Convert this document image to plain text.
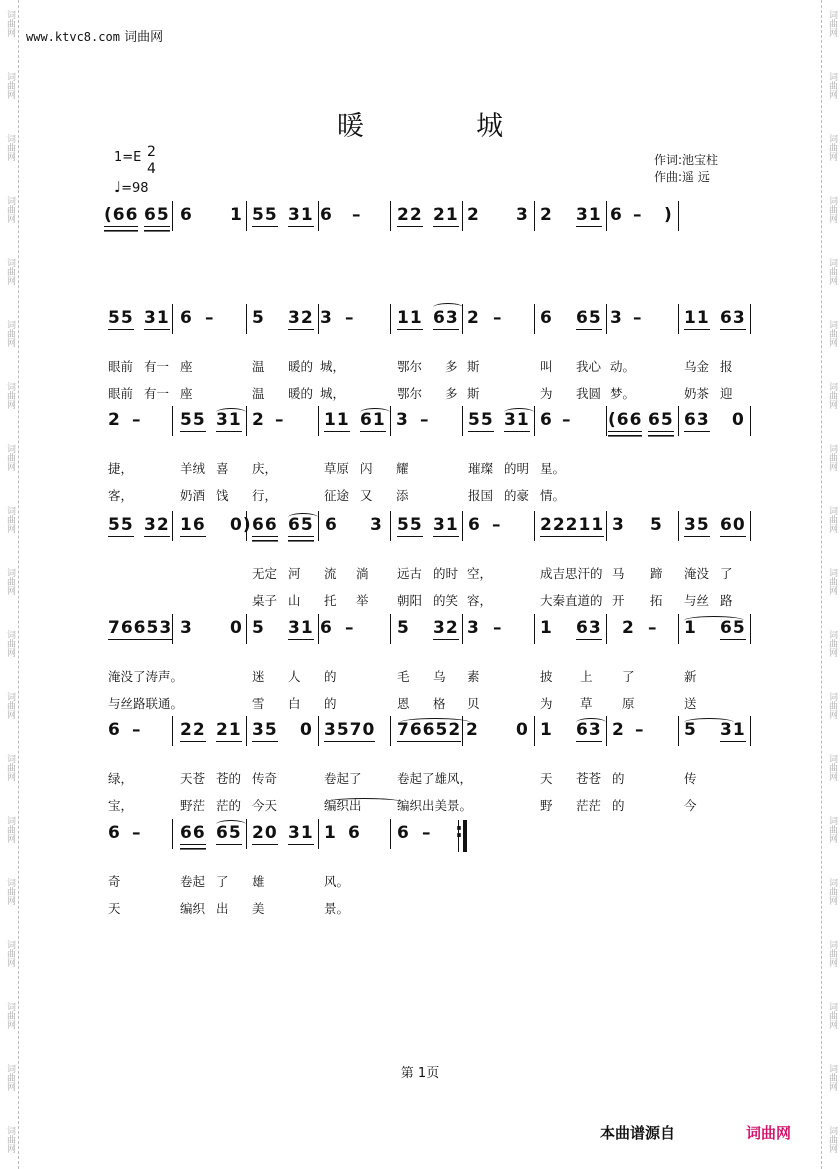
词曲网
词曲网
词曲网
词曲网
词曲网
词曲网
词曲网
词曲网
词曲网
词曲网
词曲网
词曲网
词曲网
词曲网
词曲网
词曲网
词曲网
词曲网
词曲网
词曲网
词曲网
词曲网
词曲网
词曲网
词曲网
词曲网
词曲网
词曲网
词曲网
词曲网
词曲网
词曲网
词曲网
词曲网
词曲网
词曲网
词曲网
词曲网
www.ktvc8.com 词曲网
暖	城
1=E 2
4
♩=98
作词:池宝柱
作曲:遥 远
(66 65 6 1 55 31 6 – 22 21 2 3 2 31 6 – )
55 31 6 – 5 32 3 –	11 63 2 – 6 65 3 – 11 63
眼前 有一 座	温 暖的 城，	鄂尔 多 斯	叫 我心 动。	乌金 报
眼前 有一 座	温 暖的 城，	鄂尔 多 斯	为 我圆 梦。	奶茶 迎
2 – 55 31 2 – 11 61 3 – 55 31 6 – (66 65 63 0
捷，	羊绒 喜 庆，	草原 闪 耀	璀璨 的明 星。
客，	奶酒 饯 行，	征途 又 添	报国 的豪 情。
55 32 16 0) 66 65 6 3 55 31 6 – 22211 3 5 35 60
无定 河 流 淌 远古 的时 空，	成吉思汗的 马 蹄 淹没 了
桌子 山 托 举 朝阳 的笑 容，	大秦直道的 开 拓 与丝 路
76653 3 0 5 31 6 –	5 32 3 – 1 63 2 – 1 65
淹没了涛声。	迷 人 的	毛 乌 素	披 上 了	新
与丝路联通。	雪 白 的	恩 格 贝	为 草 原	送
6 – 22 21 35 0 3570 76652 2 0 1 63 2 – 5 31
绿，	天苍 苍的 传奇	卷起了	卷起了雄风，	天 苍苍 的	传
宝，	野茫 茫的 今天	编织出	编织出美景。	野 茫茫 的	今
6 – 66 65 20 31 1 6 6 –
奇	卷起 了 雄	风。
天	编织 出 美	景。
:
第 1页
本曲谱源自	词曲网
++++
→ **What the exercise asks**
Return to the listing above and set it down exactly, leaving out its pictures.

→ **Answer**
Convert this document image to plain text.
词曲网
词曲网
词曲网
词曲网
词曲网
词曲网
词曲网
词曲网
词曲网
词曲网
词曲网
词曲网
词曲网
词曲网
词曲网
词曲网
词曲网
词曲网
词曲网
词曲网
词曲网
词曲网
词曲网
词曲网
词曲网
词曲网
词曲网
词曲网
词曲网
词曲网
词曲网
词曲网
词曲网
词曲网
词曲网
词曲网
词曲网
词曲网
www.ktvc8.com 词曲网
暖	城
1=E 2
4
♩=98
作词:池宝柱
作曲:遥 远
(66 65 6 1 55 31 6 – 22 21 2 3 2 31 6 – )
55 31 6 – 5 32 3 –	11 63 2 – 6 65 3 – 11 63
眼前 有一 座	温 暖的 城，	鄂尔 多 斯	叫 我心 动。	乌金 报
眼前 有一 座	温 暖的 城，	鄂尔 多 斯	为 我圆 梦。	奶茶 迎
2 – 55 31 2 – 11 61 3 – 55 31 6 – (66 65 63 0
捷，	羊绒 喜 庆，	草原 闪 耀	璀璨 的明 星。
客，	奶酒 饯 行，	征途 又 添	报国 的豪 情。
55 32 16 0) 66 65 6 3 55 31 6 – 22211 3 5 35 60
无定 河 流 淌 远古 的时 空，	成吉思汗的 马 蹄 淹没 了
桌子 山 托 举 朝阳 的笑 容，	大秦直道的 开 拓 与丝 路
76653 3 0 5 31 6 –	5 32 3 – 1 63 2 – 1 65
淹没了涛声。	迷 人 的	毛 乌 素	披 上 了	新
与丝路联通。	雪 白 的	恩 格 贝	为 草 原	送
6 – 22 21 35 0 3570 76652 2 0 1 63 2 – 5 31
绿，	天苍 苍的 传奇	卷起了	卷起了雄风，	天 苍苍 的	传
宝，	野茫 茫的 今天	编织出	编织出美景。	野 茫茫 的	今
6 – 66 65 20 31 1 6 6 –
奇	卷起 了 雄	风。
天	编织 出 美	景。
:
第 1页
本曲谱源自	词曲网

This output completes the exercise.